→ MATERIAL PROVIDED:
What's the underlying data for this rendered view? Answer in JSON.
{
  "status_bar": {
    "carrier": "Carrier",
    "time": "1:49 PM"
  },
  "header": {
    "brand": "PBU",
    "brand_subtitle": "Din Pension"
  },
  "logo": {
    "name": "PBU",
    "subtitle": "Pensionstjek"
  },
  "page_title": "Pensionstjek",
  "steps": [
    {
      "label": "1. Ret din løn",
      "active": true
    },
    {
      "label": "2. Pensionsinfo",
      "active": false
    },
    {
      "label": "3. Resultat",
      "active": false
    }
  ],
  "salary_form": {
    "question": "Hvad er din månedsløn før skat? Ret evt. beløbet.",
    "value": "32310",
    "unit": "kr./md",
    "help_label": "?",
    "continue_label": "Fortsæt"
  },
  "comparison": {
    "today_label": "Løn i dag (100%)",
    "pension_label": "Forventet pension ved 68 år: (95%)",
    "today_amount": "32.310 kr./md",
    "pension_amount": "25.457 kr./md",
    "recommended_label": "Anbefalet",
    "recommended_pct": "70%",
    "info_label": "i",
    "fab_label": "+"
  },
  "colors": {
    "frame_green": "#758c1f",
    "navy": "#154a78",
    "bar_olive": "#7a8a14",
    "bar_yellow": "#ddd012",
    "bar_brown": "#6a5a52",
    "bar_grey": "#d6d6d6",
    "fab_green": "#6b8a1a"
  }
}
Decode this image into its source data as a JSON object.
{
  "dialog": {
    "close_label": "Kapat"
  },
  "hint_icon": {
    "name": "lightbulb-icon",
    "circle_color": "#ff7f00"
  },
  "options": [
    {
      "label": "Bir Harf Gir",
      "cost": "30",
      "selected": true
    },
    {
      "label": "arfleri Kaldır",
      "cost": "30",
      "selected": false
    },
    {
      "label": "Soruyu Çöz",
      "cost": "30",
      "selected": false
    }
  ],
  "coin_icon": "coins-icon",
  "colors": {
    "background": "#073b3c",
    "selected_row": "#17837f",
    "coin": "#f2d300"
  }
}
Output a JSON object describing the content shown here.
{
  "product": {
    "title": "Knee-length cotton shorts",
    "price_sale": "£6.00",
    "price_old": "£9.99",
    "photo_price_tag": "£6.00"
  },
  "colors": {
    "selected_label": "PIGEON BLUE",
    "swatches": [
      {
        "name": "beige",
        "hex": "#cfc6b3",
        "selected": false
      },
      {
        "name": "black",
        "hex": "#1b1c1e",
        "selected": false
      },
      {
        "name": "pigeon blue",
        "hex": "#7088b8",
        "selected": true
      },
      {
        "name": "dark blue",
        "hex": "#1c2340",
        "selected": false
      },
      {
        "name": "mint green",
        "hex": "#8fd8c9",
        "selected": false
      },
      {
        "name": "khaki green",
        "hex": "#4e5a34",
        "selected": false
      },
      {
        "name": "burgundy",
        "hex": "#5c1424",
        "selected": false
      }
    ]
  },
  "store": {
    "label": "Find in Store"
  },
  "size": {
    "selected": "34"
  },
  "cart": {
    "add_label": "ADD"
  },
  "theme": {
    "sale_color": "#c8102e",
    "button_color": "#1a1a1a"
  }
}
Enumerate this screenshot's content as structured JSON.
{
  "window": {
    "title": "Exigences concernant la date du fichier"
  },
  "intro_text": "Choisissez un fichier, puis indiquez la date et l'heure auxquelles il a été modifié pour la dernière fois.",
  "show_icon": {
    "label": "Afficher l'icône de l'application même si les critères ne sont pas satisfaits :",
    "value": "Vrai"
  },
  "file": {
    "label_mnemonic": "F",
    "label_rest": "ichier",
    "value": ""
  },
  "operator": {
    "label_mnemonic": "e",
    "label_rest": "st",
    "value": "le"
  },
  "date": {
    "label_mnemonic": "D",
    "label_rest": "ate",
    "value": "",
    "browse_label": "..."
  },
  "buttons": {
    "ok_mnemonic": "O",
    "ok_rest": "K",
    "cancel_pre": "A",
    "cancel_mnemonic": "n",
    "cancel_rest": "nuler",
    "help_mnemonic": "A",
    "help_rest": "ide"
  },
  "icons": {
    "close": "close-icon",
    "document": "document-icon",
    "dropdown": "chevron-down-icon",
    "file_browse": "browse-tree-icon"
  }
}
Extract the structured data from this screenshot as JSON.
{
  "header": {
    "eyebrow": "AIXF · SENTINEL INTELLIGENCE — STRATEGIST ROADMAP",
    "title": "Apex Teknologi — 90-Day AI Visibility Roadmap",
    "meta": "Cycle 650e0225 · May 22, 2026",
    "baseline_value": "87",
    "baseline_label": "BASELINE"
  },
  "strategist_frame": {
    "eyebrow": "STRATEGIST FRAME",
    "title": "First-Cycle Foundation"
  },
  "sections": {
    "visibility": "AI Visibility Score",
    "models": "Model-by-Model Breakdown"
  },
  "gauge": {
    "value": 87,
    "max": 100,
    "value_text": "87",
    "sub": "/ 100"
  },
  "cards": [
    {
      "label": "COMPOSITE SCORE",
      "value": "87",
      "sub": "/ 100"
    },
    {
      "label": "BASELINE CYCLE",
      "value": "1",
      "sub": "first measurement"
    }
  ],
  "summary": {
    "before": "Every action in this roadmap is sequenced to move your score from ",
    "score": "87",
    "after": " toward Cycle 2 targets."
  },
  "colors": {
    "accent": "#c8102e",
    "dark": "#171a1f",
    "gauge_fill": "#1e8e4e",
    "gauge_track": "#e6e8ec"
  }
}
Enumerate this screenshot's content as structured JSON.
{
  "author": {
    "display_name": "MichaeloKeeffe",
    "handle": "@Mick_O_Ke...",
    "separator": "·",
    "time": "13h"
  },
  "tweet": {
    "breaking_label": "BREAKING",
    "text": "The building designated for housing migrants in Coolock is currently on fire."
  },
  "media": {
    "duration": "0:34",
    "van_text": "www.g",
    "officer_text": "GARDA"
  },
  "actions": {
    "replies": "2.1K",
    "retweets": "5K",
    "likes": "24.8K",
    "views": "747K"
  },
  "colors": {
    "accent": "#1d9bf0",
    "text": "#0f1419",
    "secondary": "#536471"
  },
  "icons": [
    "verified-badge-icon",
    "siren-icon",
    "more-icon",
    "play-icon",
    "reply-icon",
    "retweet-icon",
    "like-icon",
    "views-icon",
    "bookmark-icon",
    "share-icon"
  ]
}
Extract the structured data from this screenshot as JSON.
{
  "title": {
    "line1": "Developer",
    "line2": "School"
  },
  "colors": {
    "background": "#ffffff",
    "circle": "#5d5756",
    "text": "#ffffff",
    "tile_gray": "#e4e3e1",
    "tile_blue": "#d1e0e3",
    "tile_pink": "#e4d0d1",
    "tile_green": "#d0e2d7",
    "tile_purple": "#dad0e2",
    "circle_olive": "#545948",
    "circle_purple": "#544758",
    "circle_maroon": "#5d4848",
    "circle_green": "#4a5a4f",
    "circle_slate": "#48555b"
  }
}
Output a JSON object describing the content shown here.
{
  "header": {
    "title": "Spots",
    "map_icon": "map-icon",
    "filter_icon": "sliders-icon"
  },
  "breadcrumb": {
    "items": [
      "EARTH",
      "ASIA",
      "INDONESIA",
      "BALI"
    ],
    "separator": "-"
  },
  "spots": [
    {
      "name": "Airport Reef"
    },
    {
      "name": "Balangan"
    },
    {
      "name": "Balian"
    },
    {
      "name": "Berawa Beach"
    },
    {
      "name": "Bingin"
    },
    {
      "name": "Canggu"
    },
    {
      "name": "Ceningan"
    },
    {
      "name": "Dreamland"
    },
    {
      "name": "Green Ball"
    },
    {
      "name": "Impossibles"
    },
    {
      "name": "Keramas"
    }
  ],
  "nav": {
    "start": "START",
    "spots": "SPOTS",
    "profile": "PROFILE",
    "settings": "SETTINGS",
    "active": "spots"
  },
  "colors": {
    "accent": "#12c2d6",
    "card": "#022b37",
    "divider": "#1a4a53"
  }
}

→ AIM:
For each line above that contains the word "date", copy that line.

→ EXERCISE SOLUTION:
    "title": "Exigences concernant la date du fichier"
  "intro_text": "Choisissez un fichier, puis indiquez la date et l'heure auxquelles il a été modifié pour la dernière fois.",
  "date": {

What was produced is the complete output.